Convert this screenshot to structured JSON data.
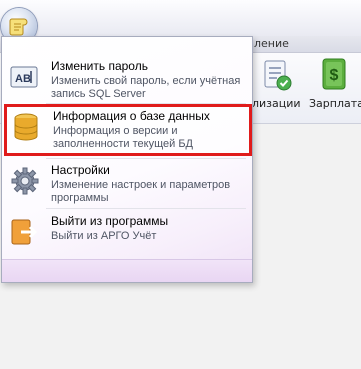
{
  "window": {
    "tab_fragment": "ление"
  },
  "ribbon": {
    "buttons": [
      {
        "label": "лизации",
        "icon": "checklist-icon"
      },
      {
        "label": "Зарплата",
        "icon": "money-icon"
      }
    ]
  },
  "app_menu": {
    "items": [
      {
        "title": "Изменить пароль",
        "description": "Изменить свой пароль, если учётная запись SQL Server",
        "icon": "change-password-icon"
      },
      {
        "title": "Информация о базе данных",
        "description": "Информация о версии и заполненности текущей БД",
        "icon": "database-icon",
        "highlighted": true
      },
      {
        "title": "Настройки",
        "description": "Изменение настроек и параметров программы",
        "icon": "settings-gear-icon"
      },
      {
        "title": "Выйти из программы",
        "description": "Выйти из АРГО Учёт",
        "icon": "exit-icon"
      }
    ]
  },
  "colors": {
    "highlight_border": "#e01b1b",
    "menu_text": "#000000",
    "menu_desc": "#4f5564"
  }
}
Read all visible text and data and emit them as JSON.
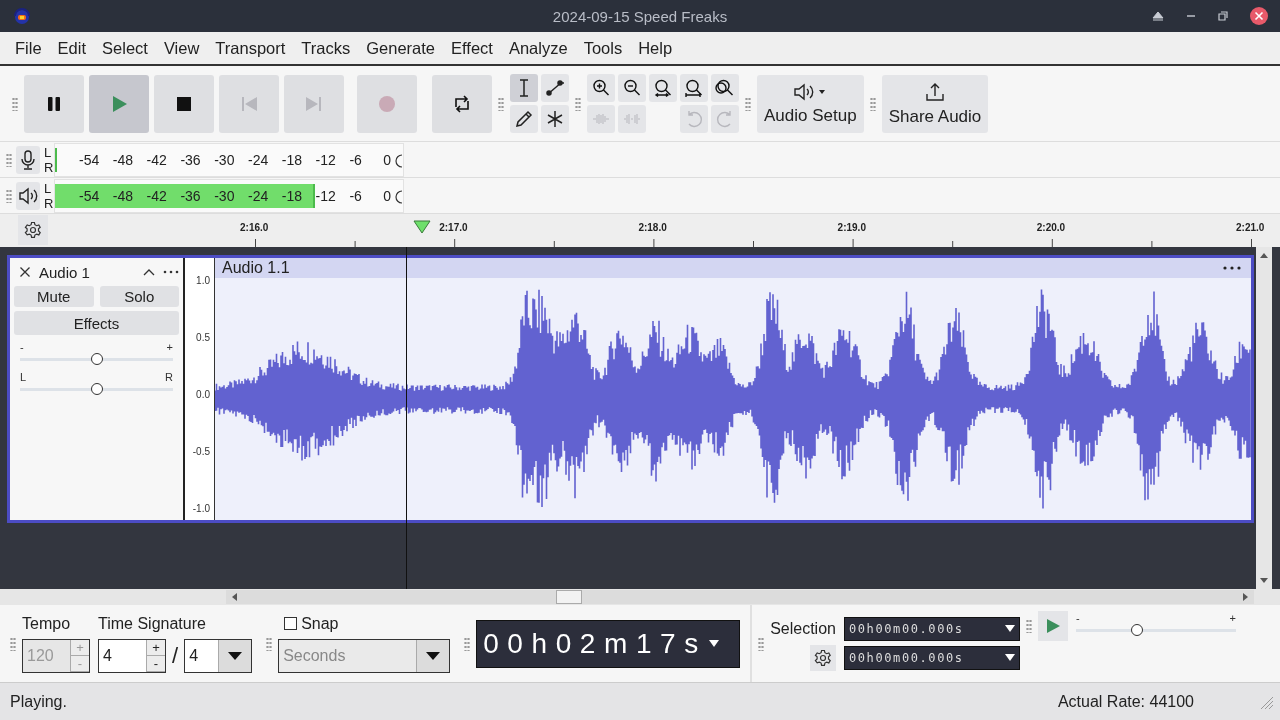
{
  "window": {
    "title": "2024-09-15 Speed Freaks"
  },
  "menu": [
    "File",
    "Edit",
    "Select",
    "View",
    "Transport",
    "Tracks",
    "Generate",
    "Effect",
    "Analyze",
    "Tools",
    "Help"
  ],
  "transport": [
    {
      "kind": "pause",
      "pressed": false,
      "disabled": false
    },
    {
      "kind": "play",
      "pressed": true,
      "disabled": false
    },
    {
      "kind": "stop",
      "pressed": false,
      "disabled": false
    },
    {
      "kind": "skip-start",
      "pressed": false,
      "disabled": true
    },
    {
      "kind": "skip-end",
      "pressed": false,
      "disabled": true
    },
    {
      "kind": "record",
      "pressed": false,
      "disabled": true
    },
    {
      "kind": "loop",
      "pressed": false,
      "disabled": false
    }
  ],
  "tools": [
    {
      "kind": "select",
      "selected": true
    },
    {
      "kind": "envelope",
      "selected": false
    },
    {
      "kind": "draw",
      "selected": false
    },
    {
      "kind": "multi",
      "selected": false
    }
  ],
  "zoom_tools": [
    {
      "kind": "zoom-in",
      "disabled": false
    },
    {
      "kind": "zoom-out",
      "disabled": false
    },
    {
      "kind": "fit-selection",
      "disabled": false
    },
    {
      "kind": "fit-project",
      "disabled": false
    },
    {
      "kind": "zoom-toggle",
      "disabled": false
    }
  ],
  "edit_tools": [
    {
      "kind": "trim",
      "disabled": true
    },
    {
      "kind": "silence",
      "disabled": true
    }
  ],
  "history": [
    {
      "kind": "undo",
      "disabled": true
    },
    {
      "kind": "redo",
      "disabled": true
    }
  ],
  "audio_setup": {
    "label": "Audio Setup"
  },
  "share": {
    "label": "Share Audio"
  },
  "meters": [
    {
      "kind": "record",
      "channels": [
        "L",
        "R"
      ],
      "ticks": [
        "-54",
        "-48",
        "-42",
        "-36",
        "-30",
        "-24",
        "-18",
        "-12",
        "-6",
        "0"
      ],
      "level": 0
    },
    {
      "kind": "playback",
      "channels": [
        "L",
        "R"
      ],
      "ticks": [
        "-54",
        "-48",
        "-42",
        "-36",
        "-30",
        "-24",
        "-18",
        "-12",
        "-6",
        "0"
      ],
      "level": 0.74
    }
  ],
  "timeline": {
    "labels": [
      "2:16.0",
      "2:17.0",
      "2:18.0",
      "2:19.0",
      "2:20.0",
      "2:21.0"
    ]
  },
  "track": {
    "name": "Audio 1",
    "mute": "Mute",
    "solo": "Solo",
    "effects": "Effects",
    "gain": {
      "min": "-",
      "max": "+",
      "level": 0.5
    },
    "pan": {
      "min": "L",
      "max": "R",
      "level": 0.5
    },
    "clip": "Audio 1.1",
    "scale": [
      "1.0",
      "0.5",
      "0.0",
      "-0.5",
      "-1.0"
    ]
  },
  "tempo": {
    "label": "Tempo",
    "value": "120",
    "disabled": true,
    "up": "+",
    "down": "-"
  },
  "time_signature": {
    "label": "Time Signature",
    "upper": "4",
    "lower": "4",
    "separator": "/",
    "up": "+",
    "down": "-"
  },
  "snap": {
    "label": "Snap",
    "checked": false,
    "unit": "Seconds"
  },
  "time": "00h02m17s",
  "selection": {
    "label": "Selection",
    "start": "00h00m00.000s",
    "end": "00h00m00.000s"
  },
  "play_speed": {
    "min": "-",
    "max": "+",
    "level": 0.38
  },
  "status": {
    "text": "Playing.",
    "rate": "Actual Rate: 44100"
  }
}
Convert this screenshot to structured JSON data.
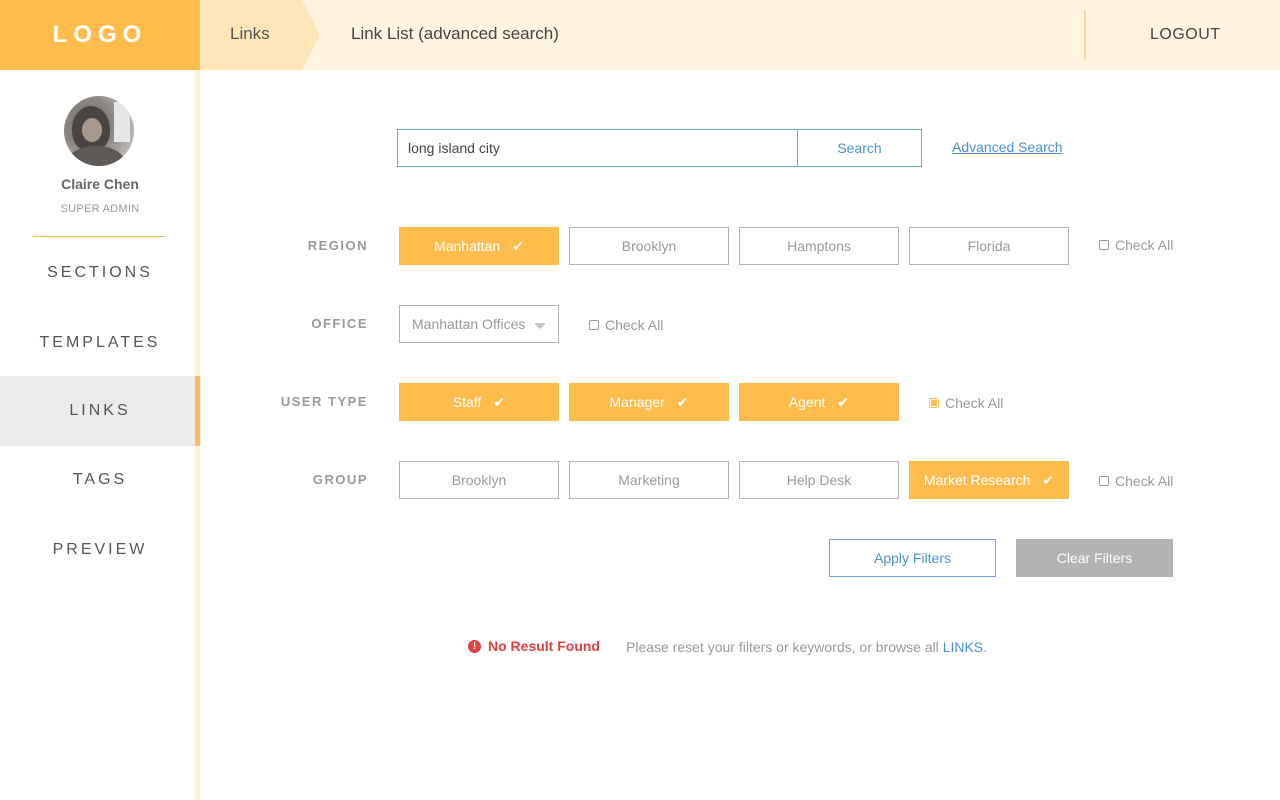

WHAT NEEDS TO BE DONE:
Return all the entries word for word, but omit any pictures they contain.

RESPONSE FOR THIS EXERCISE:
Convert this screenshot to structured JSON data.
{
  "window": {
    "tab_fragment": "ление"
  },
  "ribbon": {
    "buttons": [
      {
        "label": "лизации",
        "icon": "checklist-icon"
      },
      {
        "label": "Зарплата",
        "icon": "money-icon"
      }
    ]
  },
  "app_menu": {
    "items": [
      {
        "title": "Изменить пароль",
        "description": "Изменить свой пароль, если учётная запись SQL Server",
        "icon": "change-password-icon"
      },
      {
        "title": "Информация о базе данных",
        "description": "Информация о версии и заполненности текущей БД",
        "icon": "database-icon",
        "highlighted": true
      },
      {
        "title": "Настройки",
        "description": "Изменение настроек и параметров программы",
        "icon": "settings-gear-icon"
      },
      {
        "title": "Выйти из программы",
        "description": "Выйти из АРГО Учёт",
        "icon": "exit-icon"
      }
    ]
  },
  "colors": {
    "highlight_border": "#e01b1b",
    "menu_text": "#000000",
    "menu_desc": "#4f5564"
  }
}
Read all visible text and data and emit them as JSON.
{
  "window": {
    "title": "2024-09-15 Speed Freaks"
  },
  "menu": [
    "File",
    "Edit",
    "Select",
    "View",
    "Transport",
    "Tracks",
    "Generate",
    "Effect",
    "Analyze",
    "Tools",
    "Help"
  ],
  "transport": [
    {
      "kind": "pause",
      "pressed": false,
      "disabled": false
    },
    {
      "kind": "play",
      "pressed": true,
      "disabled": false
    },
    {
      "kind": "stop",
      "pressed": false,
      "disabled": false
    },
    {
      "kind": "skip-start",
      "pressed": false,
      "disabled": true
    },
    {
      "kind": "skip-end",
      "pressed": false,
      "disabled": true
    },
    {
      "kind": "record",
      "pressed": false,
      "disabled": true
    },
    {
      "kind": "loop",
      "pressed": false,
      "disabled": false
    }
  ],
  "tools": [
    {
      "kind": "select",
      "selected": true
    },
    {
      "kind": "envelope",
      "selected": false
    },
    {
      "kind": "draw",
      "selected": false
    },
    {
      "kind": "multi",
      "selected": false
    }
  ],
  "zoom_tools": [
    {
      "kind": "zoom-in",
      "disabled": false
    },
    {
      "kind": "zoom-out",
      "disabled": false
    },
    {
      "kind": "fit-selection",
      "disabled": false
    },
    {
      "kind": "fit-project",
      "disabled": false
    },
    {
      "kind": "zoom-toggle",
      "disabled": false
    }
  ],
  "edit_tools": [
    {
      "kind": "trim",
      "disabled": true
    },
    {
      "kind": "silence",
      "disabled": true
    }
  ],
  "history": [
    {
      "kind": "undo",
      "disabled": true
    },
    {
      "kind": "redo",
      "disabled": true
    }
  ],
  "audio_setup": {
    "label": "Audio Setup"
  },
  "share": {
    "label": "Share Audio"
  },
  "meters": [
    {
      "kind": "record",
      "channels": [
        "L",
        "R"
      ],
      "ticks": [
        "-54",
        "-48",
        "-42",
        "-36",
        "-30",
        "-24",
        "-18",
        "-12",
        "-6",
        "0"
      ],
      "level": 0
    },
    {
      "kind": "playback",
      "channels": [
        "L",
        "R"
      ],
      "ticks": [
        "-54",
        "-48",
        "-42",
        "-36",
        "-30",
        "-24",
        "-18",
        "-12",
        "-6",
        "0"
      ],
      "level": 0.74
    }
  ],
  "timeline": {
    "labels": [
      "2:16.0",
      "2:17.0",
      "2:18.0",
      "2:19.0",
      "2:20.0",
      "2:21.0"
    ]
  },
  "track": {
    "name": "Audio 1",
    "mute": "Mute",
    "solo": "Solo",
    "effects": "Effects",
    "gain": {
      "min": "-",
      "max": "+",
      "level": 0.5
    },
    "pan": {
      "min": "L",
      "max": "R",
      "level": 0.5
    },
    "clip": "Audio 1.1",
    "scale": [
      "1.0",
      "0.5",
      "0.0",
      "-0.5",
      "-1.0"
    ]
  },
  "tempo": {
    "label": "Tempo",
    "value": "120",
    "disabled": true,
    "up": "+",
    "down": "-"
  },
  "time_signature": {
    "label": "Time Signature",
    "upper": "4",
    "lower": "4",
    "separator": "/",
    "up": "+",
    "down": "-"
  },
  "snap": {
    "label": "Snap",
    "checked": false,
    "unit": "Seconds"
  },
  "time": "00h02m17s",
  "selection": {
    "label": "Selection",
    "start": "00h00m00.000s",
    "end": "00h00m00.000s"
  },
  "play_speed": {
    "min": "-",
    "max": "+",
    "level": 0.38
  },
  "status": {
    "text": "Playing.",
    "rate": "Actual Rate: 44100"
  }
}
Convert this screenshot to structured JSON data.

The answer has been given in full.